> GIVEN REQUEST
Retype each entry below exactly as it stands.

> INFORMATION GIVEN
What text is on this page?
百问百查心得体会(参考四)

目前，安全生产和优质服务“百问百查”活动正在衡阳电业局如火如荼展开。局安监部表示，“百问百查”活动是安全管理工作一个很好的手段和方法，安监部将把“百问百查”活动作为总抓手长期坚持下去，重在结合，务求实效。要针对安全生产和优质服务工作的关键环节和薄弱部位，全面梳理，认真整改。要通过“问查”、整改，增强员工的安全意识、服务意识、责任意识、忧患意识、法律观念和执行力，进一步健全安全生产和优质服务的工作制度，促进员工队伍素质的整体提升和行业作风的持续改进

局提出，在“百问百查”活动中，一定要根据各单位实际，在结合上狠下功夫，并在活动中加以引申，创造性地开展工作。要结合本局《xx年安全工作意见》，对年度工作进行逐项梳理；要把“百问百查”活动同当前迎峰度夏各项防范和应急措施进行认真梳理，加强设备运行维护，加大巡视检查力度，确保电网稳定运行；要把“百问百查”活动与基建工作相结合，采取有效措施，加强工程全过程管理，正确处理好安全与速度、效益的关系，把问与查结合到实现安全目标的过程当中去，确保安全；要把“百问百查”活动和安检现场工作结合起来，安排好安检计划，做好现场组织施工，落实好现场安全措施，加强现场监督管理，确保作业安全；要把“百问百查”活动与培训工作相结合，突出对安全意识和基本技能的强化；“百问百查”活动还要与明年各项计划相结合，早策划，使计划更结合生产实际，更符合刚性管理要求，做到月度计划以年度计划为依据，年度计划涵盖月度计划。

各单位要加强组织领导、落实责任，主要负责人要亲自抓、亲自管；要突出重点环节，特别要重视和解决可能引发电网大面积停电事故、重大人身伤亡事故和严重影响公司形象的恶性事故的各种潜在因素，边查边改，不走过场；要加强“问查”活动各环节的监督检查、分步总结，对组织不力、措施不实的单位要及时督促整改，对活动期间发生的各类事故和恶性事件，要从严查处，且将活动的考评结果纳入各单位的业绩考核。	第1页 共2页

> RIGHT ANSWER
What text is on this page?
百问百查心得体会(参考四)

目前，安全生产和优质服务“百问百查”活动正在衡阳电业局如火如荼展开。局安监部表示，“百问百查”活动是安全管理工作一个很好的手段和方法，安监部将把“百问百查”活动作为总抓手长期坚持下去，重在结合，务求实效。要针对安全生产和优质服务工作的关键环节和薄弱部位，全面梳理，认真整改。要通过“问查”、整改，增强员工的安全意识、服务意识、责任意识、忧患意识、法律观念和执行力，进一步健全安全生产和优质服务的工作制度，促进员工队伍素质的整体提升和行业作风的持续改进

局提出，在“百问百查”活动中，一定要根据各单位实际，在结合上狠下功夫，并在活动中加以引申，创造性地开展工作。要结合本局《xx年安全工作意见》，对年度工作进行逐项梳理；要把“百问百查”活动同当前迎峰度夏各项防范和应急措施进行认真梳理，加强设备运行维护，加大巡视检查力度，确保电网稳定运行；要把“百问百查”活动与基建工作相结合，采取有效措施，加强工程全过程管理，正确处理好安全与速度、效益的关系，把问与查结合到实现安全目标的过程当中去，确保安全；要把“百问百查”活动和安检现场工作结合起来，安排好安检计划，做好现场组织施工，落实好现场安全措施，加强现场监督管理，确保作业安全；要把“百问百查”活动与培训工作相结合，突出对安全意识和基本技能的强化；“百问百查”活动还要与明年各项计划相结合，早策划，使计划更结合生产实际，更符合刚性管理要求，做到月度计划以年度计划为依据，年度计划涵盖月度计划。

各单位要加强组织领导、落实责任，主要负责人要亲自抓、亲自管；要突出重点环节，特别要重视和解决可能引发电网大面积停电事故、重大人身伤亡事故和严重影响公司形象的恶性事故的各种潜在因素，边查边改，不走过场；要加强“问查”活动各环节的监督检查、分步总结，对组织不力、措施不实的单位要及时督促整改，对活动期间发生的各类事故和恶性事件，要从严查处，且将活动的考评结果纳入各单位的业绩考核。	第1页 共2页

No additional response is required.